===== Material to process =====
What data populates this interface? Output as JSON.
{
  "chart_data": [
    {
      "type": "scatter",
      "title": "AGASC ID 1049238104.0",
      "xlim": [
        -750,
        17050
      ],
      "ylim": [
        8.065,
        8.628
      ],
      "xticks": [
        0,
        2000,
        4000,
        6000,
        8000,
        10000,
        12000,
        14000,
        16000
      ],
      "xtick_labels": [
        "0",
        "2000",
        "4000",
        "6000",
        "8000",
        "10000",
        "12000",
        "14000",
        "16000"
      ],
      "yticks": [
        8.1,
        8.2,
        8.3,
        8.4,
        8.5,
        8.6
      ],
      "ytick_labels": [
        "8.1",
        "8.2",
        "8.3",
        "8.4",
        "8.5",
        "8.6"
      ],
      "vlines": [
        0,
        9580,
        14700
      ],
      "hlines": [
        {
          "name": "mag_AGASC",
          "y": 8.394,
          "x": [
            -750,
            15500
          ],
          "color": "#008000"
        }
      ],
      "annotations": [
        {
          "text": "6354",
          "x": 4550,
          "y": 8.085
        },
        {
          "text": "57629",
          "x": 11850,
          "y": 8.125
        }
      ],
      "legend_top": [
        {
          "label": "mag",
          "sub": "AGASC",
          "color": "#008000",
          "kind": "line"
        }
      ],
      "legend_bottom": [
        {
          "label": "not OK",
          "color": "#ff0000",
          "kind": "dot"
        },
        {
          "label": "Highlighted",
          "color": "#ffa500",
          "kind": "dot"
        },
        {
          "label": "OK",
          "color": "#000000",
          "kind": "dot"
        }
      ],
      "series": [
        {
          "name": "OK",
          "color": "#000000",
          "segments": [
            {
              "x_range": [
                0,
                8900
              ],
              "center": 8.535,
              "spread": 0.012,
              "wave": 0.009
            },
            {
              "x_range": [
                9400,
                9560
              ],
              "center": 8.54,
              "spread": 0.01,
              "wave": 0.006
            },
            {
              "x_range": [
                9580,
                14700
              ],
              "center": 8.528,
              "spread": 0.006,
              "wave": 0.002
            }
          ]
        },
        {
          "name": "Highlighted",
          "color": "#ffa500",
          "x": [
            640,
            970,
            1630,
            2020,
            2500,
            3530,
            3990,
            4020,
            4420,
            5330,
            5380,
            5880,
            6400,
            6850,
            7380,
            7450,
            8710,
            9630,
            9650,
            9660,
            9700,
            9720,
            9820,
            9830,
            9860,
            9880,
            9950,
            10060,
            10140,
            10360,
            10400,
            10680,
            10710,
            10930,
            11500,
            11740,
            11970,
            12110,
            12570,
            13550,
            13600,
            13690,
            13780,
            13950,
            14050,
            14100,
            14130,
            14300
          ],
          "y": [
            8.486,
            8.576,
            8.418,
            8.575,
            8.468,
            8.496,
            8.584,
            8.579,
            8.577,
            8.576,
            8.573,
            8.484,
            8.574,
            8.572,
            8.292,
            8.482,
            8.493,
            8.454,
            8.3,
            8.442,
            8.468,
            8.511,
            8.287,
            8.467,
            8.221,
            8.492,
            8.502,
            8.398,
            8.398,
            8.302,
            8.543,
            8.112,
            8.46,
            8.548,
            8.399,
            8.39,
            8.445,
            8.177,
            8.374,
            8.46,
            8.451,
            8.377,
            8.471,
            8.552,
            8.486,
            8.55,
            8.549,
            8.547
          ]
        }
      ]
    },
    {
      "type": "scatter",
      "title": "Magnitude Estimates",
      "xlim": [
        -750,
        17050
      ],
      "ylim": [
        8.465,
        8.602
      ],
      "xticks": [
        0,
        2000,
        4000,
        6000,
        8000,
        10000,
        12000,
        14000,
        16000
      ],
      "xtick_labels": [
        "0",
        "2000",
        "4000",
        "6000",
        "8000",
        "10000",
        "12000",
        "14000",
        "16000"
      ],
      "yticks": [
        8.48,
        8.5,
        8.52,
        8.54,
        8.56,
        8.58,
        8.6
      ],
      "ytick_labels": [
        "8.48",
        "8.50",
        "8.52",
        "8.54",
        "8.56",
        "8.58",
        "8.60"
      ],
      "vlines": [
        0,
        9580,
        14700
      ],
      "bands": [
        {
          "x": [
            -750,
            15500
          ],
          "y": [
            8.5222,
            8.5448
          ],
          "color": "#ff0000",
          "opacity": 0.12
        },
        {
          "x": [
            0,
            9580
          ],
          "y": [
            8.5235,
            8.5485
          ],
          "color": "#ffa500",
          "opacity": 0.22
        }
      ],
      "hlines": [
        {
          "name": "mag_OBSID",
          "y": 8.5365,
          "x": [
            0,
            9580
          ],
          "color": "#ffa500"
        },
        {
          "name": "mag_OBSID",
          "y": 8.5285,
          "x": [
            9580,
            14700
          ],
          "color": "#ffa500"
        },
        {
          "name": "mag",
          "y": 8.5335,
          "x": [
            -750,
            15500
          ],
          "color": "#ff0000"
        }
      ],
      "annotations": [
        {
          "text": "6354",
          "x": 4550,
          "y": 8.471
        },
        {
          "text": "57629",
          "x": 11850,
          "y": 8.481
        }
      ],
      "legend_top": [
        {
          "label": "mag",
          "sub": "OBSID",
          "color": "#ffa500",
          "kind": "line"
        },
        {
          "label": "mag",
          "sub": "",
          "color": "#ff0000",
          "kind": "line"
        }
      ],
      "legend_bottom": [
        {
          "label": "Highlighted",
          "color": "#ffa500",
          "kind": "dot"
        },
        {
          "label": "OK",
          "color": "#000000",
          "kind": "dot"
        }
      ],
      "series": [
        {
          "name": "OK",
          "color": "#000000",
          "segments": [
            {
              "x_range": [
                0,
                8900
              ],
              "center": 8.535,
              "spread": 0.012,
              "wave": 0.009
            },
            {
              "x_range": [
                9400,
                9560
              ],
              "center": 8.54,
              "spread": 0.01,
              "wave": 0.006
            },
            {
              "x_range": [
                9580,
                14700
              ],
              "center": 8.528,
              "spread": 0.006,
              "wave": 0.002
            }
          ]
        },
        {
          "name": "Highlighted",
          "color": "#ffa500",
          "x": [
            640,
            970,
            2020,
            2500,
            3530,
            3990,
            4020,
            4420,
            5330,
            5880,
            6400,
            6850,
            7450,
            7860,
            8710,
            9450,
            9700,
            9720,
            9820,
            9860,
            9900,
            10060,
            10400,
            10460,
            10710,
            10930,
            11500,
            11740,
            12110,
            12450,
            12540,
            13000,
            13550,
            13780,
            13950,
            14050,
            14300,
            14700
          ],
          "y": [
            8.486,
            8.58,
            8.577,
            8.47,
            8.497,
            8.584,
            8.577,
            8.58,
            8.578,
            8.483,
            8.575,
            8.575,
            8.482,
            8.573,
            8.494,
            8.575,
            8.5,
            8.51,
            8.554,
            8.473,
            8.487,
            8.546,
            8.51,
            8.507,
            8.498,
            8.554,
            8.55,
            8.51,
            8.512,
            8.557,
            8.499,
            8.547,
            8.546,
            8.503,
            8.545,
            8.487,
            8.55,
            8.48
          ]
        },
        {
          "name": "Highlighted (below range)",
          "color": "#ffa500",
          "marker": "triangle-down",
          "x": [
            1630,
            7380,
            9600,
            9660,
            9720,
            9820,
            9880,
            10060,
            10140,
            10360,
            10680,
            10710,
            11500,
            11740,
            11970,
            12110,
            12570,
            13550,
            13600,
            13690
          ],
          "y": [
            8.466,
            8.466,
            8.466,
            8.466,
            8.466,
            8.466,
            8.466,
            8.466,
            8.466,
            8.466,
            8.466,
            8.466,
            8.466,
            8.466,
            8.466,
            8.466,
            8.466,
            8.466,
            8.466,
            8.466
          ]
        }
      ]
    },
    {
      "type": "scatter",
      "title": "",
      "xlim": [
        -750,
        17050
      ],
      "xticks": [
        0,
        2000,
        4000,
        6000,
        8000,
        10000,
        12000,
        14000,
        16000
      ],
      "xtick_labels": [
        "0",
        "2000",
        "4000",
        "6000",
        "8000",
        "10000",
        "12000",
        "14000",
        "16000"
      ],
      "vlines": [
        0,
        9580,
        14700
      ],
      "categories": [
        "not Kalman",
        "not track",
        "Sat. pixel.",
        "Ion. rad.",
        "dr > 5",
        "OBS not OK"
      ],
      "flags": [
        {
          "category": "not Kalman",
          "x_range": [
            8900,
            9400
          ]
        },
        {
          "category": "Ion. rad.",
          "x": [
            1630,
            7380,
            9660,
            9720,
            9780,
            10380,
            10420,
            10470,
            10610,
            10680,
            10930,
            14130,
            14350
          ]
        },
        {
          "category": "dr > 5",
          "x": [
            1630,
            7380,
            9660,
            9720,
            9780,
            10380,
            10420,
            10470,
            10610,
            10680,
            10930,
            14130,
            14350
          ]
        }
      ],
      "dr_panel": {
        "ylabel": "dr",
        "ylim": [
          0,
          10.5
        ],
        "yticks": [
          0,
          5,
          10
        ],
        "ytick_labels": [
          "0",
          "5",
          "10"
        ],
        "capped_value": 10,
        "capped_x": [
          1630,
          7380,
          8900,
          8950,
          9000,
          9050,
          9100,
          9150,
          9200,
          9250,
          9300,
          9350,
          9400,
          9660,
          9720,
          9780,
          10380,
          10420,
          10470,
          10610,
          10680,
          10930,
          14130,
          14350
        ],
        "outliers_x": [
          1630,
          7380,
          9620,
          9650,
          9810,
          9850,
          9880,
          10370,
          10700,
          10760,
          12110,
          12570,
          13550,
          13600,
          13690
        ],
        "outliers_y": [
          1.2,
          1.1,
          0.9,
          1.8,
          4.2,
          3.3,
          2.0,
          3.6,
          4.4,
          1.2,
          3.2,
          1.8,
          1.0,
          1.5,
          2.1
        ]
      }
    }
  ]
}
=====
Collect each line containing the string "title".

→ Response for this exercise
      "title": "AGASC ID 1049238104.0",
      "title": "Magnitude Estimates",
      "title": "",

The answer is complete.